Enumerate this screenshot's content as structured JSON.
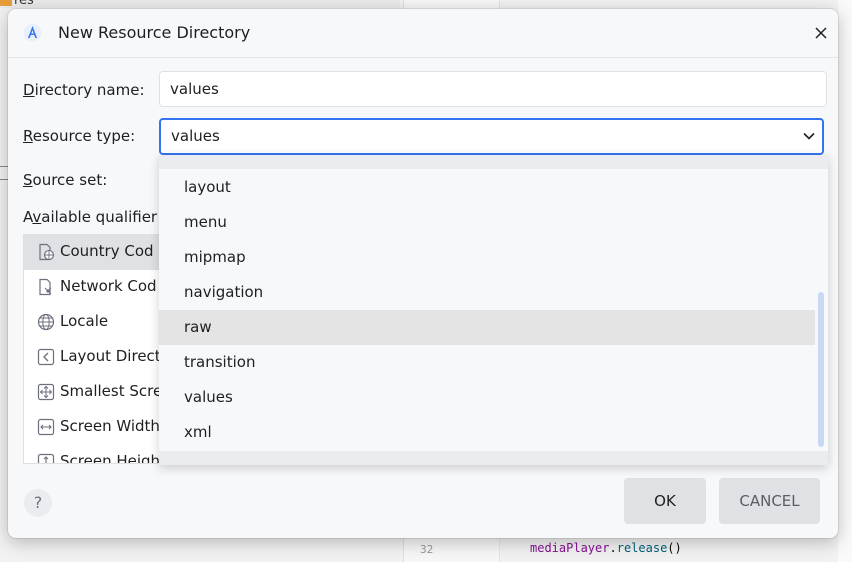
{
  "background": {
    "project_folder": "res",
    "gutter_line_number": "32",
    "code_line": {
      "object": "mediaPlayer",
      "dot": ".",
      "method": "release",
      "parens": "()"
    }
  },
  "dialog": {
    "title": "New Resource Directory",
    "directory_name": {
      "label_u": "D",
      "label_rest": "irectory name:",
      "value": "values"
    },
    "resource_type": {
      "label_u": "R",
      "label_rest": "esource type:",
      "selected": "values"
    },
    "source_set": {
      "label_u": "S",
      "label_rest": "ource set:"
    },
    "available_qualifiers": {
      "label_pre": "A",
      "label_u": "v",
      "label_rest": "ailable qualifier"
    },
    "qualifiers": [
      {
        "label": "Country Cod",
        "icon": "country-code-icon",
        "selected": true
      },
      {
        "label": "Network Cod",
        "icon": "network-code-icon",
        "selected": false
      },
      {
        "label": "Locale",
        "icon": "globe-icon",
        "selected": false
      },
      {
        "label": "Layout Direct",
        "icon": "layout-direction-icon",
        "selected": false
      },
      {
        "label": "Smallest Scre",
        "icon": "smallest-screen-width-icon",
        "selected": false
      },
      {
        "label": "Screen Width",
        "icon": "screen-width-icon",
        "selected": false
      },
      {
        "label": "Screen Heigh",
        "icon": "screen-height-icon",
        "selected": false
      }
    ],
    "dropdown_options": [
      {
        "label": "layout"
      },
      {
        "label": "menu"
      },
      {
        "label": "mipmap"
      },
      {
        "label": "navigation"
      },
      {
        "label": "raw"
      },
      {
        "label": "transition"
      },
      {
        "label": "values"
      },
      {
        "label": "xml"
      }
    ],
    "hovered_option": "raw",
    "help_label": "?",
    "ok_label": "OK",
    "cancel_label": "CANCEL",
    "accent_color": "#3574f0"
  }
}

--

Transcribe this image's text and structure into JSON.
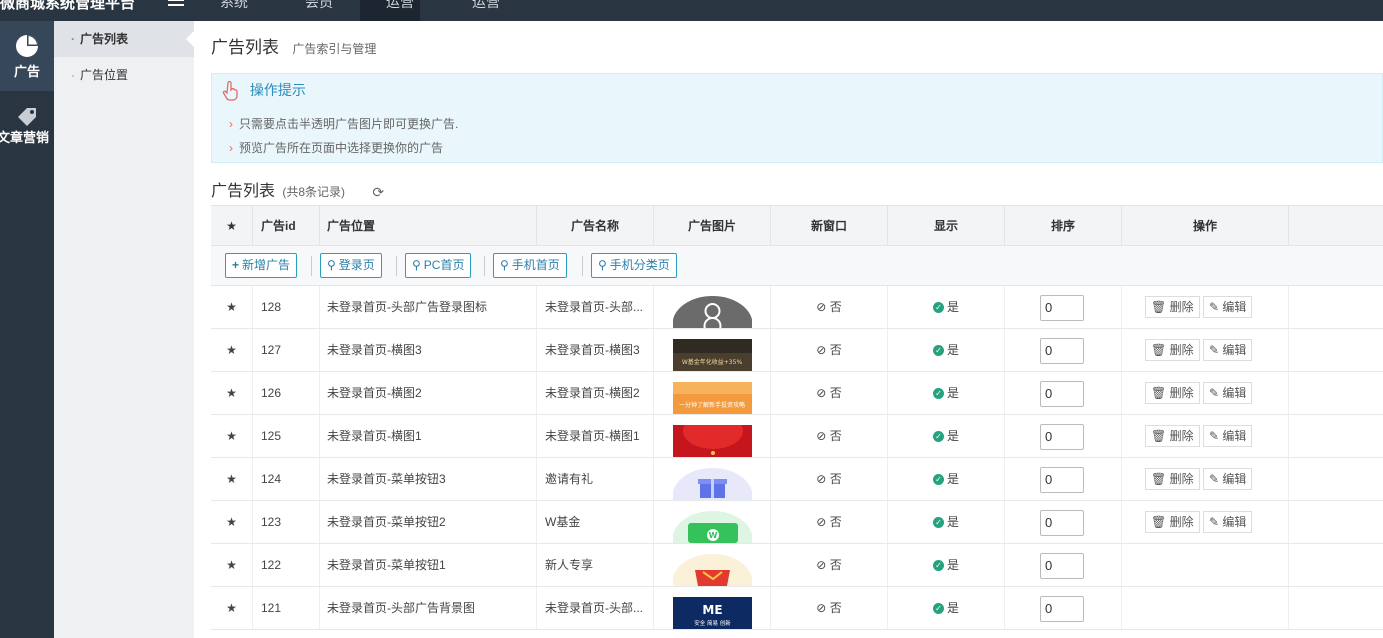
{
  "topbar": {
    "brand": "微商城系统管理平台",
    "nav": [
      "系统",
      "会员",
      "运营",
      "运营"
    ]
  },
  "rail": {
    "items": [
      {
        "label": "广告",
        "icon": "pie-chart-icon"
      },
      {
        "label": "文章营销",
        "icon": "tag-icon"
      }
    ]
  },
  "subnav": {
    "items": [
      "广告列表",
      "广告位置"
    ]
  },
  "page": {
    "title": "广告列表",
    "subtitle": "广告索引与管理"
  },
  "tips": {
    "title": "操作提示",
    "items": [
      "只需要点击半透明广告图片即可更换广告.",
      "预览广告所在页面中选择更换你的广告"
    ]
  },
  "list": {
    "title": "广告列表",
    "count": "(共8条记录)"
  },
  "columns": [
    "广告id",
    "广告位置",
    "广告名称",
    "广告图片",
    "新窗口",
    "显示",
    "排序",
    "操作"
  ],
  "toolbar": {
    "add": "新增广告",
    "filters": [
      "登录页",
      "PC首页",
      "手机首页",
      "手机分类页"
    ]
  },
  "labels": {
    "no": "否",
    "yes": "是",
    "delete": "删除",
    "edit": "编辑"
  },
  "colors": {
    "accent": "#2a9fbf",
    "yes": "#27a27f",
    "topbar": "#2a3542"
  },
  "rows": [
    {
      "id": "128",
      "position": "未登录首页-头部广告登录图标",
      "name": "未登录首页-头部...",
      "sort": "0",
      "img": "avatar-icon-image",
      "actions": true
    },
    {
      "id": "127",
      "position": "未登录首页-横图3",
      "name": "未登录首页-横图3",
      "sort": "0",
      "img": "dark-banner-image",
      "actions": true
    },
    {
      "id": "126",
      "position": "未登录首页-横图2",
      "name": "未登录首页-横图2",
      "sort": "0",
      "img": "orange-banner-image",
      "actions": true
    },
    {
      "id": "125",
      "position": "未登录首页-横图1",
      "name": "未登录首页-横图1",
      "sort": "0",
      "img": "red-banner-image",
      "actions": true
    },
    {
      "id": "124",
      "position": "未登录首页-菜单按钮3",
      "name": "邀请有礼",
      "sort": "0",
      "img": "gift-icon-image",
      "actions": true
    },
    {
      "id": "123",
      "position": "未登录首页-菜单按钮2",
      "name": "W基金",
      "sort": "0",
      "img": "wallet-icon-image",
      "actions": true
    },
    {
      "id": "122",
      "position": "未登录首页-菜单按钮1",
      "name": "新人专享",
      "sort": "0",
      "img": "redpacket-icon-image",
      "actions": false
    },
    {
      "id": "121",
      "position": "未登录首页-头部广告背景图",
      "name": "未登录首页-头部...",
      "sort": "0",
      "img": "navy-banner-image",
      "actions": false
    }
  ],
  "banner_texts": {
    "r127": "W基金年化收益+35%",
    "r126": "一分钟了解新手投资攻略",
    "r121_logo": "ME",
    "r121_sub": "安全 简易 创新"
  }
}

> Work to be completed:
Pick out, from the lines above, every one that contains the string "this".

> Full response:
Enumerate this screenshot's content as structured JSON.
Transcribe this image's text and structure into JSON.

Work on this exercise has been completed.